GIVEN DATA
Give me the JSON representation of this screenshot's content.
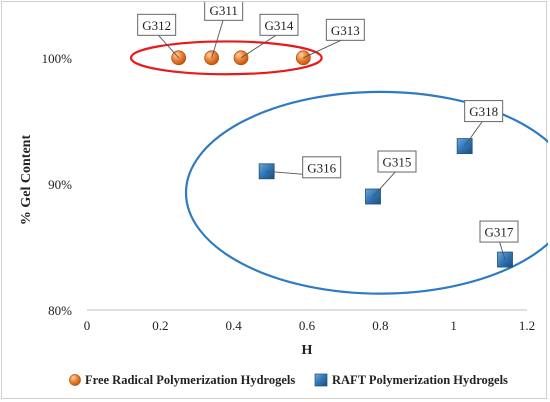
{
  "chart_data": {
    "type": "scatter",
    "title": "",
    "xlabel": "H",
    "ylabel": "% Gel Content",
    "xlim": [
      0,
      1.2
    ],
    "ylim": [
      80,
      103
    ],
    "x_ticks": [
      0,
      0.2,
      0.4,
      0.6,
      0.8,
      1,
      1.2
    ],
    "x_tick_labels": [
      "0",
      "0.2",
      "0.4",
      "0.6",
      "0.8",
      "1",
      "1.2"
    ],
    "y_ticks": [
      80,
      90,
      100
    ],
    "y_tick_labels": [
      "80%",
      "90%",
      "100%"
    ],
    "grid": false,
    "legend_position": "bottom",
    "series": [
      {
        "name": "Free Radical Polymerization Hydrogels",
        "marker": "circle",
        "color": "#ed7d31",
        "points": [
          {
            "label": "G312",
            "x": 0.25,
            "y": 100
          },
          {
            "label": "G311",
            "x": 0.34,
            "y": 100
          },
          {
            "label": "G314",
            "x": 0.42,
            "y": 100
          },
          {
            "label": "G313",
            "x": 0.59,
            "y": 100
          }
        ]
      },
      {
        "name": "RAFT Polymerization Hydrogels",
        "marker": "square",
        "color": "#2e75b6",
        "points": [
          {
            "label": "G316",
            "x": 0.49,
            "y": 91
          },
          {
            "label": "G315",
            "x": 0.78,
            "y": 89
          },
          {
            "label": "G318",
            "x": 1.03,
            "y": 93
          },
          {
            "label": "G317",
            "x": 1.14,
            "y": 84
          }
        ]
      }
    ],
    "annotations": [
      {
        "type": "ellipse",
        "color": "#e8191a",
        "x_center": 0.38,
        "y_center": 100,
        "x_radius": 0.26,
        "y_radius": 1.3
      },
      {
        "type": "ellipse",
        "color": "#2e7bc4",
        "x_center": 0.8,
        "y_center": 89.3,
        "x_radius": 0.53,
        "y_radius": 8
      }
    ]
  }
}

THE REQUEST
Leave out every picture and copy the rest of the records exactly.

CORRECT RESPONSE
Give me the JSON representation of this screenshot's content.
{
  "chart_data": {
    "type": "scatter",
    "title": "",
    "xlabel": "H",
    "ylabel": "% Gel Content",
    "xlim": [
      0,
      1.2
    ],
    "ylim": [
      80,
      103
    ],
    "x_ticks": [
      0,
      0.2,
      0.4,
      0.6,
      0.8,
      1,
      1.2
    ],
    "x_tick_labels": [
      "0",
      "0.2",
      "0.4",
      "0.6",
      "0.8",
      "1",
      "1.2"
    ],
    "y_ticks": [
      80,
      90,
      100
    ],
    "y_tick_labels": [
      "80%",
      "90%",
      "100%"
    ],
    "grid": false,
    "legend_position": "bottom",
    "series": [
      {
        "name": "Free Radical Polymerization Hydrogels",
        "marker": "circle",
        "color": "#ed7d31",
        "points": [
          {
            "label": "G312",
            "x": 0.25,
            "y": 100
          },
          {
            "label": "G311",
            "x": 0.34,
            "y": 100
          },
          {
            "label": "G314",
            "x": 0.42,
            "y": 100
          },
          {
            "label": "G313",
            "x": 0.59,
            "y": 100
          }
        ]
      },
      {
        "name": "RAFT Polymerization Hydrogels",
        "marker": "square",
        "color": "#2e75b6",
        "points": [
          {
            "label": "G316",
            "x": 0.49,
            "y": 91
          },
          {
            "label": "G315",
            "x": 0.78,
            "y": 89
          },
          {
            "label": "G318",
            "x": 1.03,
            "y": 93
          },
          {
            "label": "G317",
            "x": 1.14,
            "y": 84
          }
        ]
      }
    ],
    "annotations": [
      {
        "type": "ellipse",
        "color": "#e8191a",
        "x_center": 0.38,
        "y_center": 100,
        "x_radius": 0.26,
        "y_radius": 1.3
      },
      {
        "type": "ellipse",
        "color": "#2e7bc4",
        "x_center": 0.8,
        "y_center": 89.3,
        "x_radius": 0.53,
        "y_radius": 8
      }
    ]
  }
}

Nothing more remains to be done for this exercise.